DIRECTIONS
1. Which song on Overtones does the review of the album name as the only one not written by MacDonald?
2. Extend the review of the Overtones album, picking up right after its final sentence.

Updated: Apr 22, 2022

Doug MacDonald and the L.A. All-Star Octet: Overtones

By JACK BOWERS

February 23, 2022


Doug MacDonald's mind is as active as his fingers. The Los Angeles-based guitarist divides his time between writing and playing, and he writes as well as he plays, which is impeccably. Overtones, on which he leads an All-Star Octet (we checked, and all-star is precisely the proper term), is MacDonald's fourth album in the last year or so and twentieth-plus over-all. As is generally the case, most of the songs are his (seven of eight), and they are consistently bright and swinging. The lone exception is the standard "Lover Man," an opulent showcase for MacDonald's expressive guitar.

DATASET CONTENT
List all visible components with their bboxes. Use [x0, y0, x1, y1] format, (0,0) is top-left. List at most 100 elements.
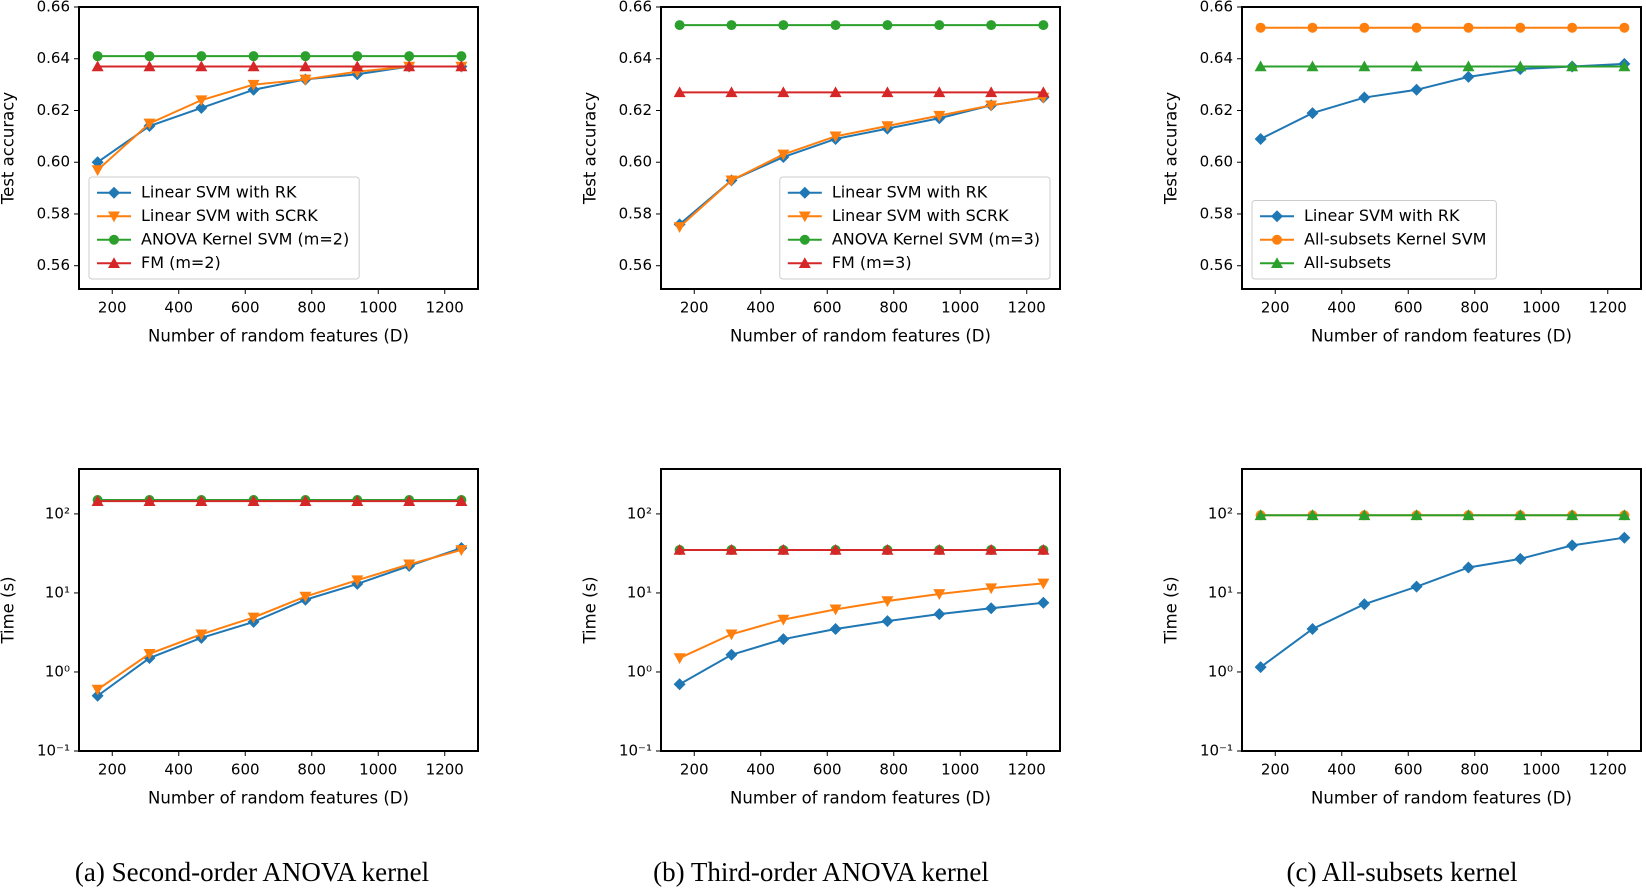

RESPONSES TO THE TASKS
1. The standard "Lover Man."

2.
Like such illustrious forebears as Gerry Mulligan, Marty Paich, Bill Holman, Dave Brubeck and others, MacDonald knows how to make a mid-size group sparkle, using all its parts to design a sturdy and animated engine to power the bus. As for wheels, he can rely on the talents of alto Kim Richmond, tenor Rickey Woodard, trombonist Ira Nepus and trumpeter Aaron Janik on the front line, ably supported by pianist Bill Cunliffe, bassist Chuck Berghofer and drummer Roy McCurdy. As noted, each one an all-star in his own realm.


The best way to open any session, octet or otherwise, is to come out swinging, as MacDonald and his teammates do on "Night by Night" (a moonlit version of the standard "Day by Day"), on which everyone but McCurdy solos. "Bossa for PK," which follows, is a zephyr-like bow to drummer and educator Paul Kreibich who sits in on shaker. The groove is wide and deep on "Blues by Eight," which precedes the genial mid-tempo jazz waltz, "Hortense," and ardent "Lover Man." Funk squeezes through the door on "Over #21," but not enough to tip the straight-on scales, thanks in part to plain-spoken solos by Nepus, Woodard and MacDonald. "Ground Up" embraces an ambience reminiscent of Paich and Holman, as does the prancing finale, "Rickey Speaking," written for Woodard, one of southern California's partially hidden treasures.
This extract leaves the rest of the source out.